**Task goal**.
Return each line of the listing that contains the string "paese".

Collected data
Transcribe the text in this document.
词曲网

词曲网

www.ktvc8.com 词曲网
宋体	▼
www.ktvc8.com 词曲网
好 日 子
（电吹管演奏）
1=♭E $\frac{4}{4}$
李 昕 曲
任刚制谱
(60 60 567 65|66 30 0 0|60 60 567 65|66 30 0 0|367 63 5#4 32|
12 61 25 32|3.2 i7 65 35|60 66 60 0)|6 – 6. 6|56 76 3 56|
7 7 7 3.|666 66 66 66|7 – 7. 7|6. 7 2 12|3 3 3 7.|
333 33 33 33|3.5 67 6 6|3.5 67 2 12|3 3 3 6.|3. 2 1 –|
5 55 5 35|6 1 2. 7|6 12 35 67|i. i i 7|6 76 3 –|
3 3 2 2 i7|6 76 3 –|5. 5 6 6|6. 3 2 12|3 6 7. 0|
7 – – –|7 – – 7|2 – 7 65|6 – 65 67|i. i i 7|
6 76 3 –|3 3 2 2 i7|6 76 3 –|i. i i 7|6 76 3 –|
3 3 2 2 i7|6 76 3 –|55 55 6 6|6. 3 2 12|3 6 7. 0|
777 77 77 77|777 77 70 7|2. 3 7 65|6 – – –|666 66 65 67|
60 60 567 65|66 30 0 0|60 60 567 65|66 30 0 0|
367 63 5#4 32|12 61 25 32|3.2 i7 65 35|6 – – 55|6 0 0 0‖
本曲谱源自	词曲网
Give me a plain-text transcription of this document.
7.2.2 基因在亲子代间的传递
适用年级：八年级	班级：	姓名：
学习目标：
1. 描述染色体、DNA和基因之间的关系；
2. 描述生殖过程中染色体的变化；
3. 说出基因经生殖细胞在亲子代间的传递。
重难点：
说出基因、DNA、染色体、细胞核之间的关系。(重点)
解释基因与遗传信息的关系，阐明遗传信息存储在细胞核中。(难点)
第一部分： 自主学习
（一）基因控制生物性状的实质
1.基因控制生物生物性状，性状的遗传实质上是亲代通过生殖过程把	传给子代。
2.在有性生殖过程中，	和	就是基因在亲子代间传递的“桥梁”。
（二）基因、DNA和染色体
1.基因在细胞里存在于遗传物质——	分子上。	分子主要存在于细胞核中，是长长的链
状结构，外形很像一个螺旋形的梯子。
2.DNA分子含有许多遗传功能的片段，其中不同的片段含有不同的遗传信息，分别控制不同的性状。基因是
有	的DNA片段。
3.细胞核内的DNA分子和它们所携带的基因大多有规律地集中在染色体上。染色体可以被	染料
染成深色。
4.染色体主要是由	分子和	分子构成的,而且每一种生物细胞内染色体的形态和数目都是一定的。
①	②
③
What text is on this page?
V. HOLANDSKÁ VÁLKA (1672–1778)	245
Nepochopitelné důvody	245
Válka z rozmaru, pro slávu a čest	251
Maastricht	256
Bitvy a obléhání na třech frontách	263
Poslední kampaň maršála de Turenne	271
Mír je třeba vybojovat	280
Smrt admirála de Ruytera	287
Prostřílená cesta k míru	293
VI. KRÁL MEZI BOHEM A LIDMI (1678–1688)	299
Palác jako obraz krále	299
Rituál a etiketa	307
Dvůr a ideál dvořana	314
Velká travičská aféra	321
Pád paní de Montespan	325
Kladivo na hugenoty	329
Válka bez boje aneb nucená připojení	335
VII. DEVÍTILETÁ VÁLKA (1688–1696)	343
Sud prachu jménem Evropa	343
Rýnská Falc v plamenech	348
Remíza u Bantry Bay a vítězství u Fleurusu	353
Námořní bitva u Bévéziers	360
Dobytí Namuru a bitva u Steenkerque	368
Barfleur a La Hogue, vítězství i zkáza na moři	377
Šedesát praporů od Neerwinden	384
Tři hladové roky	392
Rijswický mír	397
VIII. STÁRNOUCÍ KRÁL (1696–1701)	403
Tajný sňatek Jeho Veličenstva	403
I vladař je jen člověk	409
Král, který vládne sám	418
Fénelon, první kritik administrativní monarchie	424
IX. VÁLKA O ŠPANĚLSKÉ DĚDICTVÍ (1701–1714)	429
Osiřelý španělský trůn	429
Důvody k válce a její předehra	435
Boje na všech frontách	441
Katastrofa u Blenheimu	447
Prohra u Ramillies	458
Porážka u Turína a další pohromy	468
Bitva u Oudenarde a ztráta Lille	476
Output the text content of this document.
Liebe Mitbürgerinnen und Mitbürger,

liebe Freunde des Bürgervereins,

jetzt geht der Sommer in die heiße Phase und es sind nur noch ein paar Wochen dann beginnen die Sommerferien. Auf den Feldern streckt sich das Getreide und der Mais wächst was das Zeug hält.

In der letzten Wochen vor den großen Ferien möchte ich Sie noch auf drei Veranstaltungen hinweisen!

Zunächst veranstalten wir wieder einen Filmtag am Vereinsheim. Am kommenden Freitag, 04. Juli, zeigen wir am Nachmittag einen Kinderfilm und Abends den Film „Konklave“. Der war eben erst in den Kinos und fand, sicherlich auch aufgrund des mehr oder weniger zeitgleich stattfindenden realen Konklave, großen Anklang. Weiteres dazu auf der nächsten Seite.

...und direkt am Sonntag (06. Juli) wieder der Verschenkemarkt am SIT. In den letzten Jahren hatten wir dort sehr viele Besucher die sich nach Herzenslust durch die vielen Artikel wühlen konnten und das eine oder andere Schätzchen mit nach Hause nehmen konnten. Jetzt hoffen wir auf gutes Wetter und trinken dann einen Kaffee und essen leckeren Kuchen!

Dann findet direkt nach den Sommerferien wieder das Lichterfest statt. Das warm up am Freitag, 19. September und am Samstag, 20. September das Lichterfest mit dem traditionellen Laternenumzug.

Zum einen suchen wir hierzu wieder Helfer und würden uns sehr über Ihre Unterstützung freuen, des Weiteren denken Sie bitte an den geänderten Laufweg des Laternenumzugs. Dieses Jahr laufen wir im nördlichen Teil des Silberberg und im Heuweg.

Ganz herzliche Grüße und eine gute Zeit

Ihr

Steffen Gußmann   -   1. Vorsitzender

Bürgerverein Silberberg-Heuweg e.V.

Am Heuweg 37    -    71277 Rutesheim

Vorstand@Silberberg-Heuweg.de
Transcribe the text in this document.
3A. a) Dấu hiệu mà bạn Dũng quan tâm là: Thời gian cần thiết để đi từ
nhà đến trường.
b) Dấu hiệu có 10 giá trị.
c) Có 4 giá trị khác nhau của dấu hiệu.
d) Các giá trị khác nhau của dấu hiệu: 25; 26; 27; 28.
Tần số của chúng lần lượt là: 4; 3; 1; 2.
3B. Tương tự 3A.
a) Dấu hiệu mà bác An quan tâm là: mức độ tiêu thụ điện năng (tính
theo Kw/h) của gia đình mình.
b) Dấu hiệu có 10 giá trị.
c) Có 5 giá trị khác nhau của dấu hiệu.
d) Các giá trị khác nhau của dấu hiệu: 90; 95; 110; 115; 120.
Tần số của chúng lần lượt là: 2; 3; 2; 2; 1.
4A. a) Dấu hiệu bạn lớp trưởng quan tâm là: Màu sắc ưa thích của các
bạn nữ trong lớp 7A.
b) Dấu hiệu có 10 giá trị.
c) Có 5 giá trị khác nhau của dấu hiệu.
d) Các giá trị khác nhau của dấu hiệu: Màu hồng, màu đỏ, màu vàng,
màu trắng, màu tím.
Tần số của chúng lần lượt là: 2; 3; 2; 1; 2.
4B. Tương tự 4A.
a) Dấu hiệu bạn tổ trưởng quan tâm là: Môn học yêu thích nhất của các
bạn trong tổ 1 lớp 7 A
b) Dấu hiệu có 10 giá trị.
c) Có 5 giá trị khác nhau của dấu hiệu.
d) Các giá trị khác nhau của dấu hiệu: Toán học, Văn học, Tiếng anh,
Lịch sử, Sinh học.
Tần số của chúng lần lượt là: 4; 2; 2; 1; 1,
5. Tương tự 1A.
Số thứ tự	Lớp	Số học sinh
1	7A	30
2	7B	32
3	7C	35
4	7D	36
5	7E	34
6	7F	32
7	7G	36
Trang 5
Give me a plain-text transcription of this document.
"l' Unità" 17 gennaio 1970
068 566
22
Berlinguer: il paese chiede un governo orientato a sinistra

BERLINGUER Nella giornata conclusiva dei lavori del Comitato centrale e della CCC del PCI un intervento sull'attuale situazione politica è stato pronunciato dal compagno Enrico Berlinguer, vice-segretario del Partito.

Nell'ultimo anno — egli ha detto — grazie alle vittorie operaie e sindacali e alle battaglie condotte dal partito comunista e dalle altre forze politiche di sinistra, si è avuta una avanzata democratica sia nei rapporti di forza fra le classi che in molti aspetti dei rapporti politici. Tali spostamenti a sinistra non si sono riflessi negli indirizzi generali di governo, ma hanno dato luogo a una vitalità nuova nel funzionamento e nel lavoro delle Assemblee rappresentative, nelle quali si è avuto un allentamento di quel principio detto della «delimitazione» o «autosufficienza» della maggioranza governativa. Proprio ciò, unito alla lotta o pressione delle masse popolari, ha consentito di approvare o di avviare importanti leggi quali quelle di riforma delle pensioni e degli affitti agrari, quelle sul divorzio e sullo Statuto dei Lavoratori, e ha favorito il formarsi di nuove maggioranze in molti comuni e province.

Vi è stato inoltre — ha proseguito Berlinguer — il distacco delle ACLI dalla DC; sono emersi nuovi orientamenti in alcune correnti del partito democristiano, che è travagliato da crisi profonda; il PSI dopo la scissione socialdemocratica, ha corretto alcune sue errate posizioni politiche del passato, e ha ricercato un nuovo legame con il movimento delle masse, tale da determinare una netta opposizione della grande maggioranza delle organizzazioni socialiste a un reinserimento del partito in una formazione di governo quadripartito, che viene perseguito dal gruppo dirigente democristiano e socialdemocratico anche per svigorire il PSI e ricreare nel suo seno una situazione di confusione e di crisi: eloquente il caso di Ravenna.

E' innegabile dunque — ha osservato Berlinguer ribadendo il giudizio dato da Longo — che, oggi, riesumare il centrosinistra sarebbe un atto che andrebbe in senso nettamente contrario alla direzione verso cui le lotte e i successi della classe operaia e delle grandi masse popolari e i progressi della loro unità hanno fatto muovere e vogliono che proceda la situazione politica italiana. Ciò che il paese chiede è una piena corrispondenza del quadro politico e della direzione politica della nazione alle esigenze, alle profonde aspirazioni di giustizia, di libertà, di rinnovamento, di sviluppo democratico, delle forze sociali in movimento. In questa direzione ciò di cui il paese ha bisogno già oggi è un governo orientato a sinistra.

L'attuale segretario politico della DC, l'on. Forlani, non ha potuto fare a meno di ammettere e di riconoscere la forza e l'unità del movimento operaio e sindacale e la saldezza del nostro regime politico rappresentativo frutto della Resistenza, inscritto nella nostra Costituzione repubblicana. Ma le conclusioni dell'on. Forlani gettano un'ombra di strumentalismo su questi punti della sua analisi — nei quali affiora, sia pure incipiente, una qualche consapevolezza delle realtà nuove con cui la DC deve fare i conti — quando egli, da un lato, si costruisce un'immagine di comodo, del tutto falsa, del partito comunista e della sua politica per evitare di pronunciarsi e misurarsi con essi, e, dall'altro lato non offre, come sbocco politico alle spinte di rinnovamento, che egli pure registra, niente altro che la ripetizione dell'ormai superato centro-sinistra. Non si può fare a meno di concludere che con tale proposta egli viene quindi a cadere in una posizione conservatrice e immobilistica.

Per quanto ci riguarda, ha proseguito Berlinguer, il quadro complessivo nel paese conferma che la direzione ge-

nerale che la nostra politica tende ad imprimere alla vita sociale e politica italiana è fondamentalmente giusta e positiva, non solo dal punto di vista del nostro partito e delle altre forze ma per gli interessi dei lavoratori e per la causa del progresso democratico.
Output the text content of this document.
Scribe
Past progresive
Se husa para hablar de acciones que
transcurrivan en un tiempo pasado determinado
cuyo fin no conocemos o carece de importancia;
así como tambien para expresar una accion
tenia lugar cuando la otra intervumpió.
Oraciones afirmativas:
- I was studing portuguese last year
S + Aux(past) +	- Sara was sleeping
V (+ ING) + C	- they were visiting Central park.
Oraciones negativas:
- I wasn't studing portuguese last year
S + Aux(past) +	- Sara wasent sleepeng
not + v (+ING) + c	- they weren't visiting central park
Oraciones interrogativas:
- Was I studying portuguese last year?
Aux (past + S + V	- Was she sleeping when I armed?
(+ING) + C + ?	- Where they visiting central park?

**Final answer**.
Berlinguer: il paese chiede un governo orientato a sinistra
E' innegabile dunque — ha osservato Berlinguer ribadendo il giudizio dato da Longo — che, oggi, riesumare il centrosinistra sarebbe un atto che andrebbe in senso nettamente contrario alla direzione verso cui le lotte e i successi della classe operaia e delle grandi masse popolari e i progressi della loro unità hanno fatto muovere e vogliono che proceda la situazione politica italiana. Ciò che il paese chiede è una piena corrispondenza del quadro politico e della direzione politica della nazione alle esigenze, alle profonde aspirazioni di giustizia, di libertà, di rinnovamento, di sviluppo democratico, delle forze sociali in movimento. In questa direzione ciò di cui il paese ha bisogno già oggi è un governo orientato a sinistra.
Per quanto ci riguarda, ha proseguito Berlinguer, il quadro complessivo nel paese conferma che la direzione ge-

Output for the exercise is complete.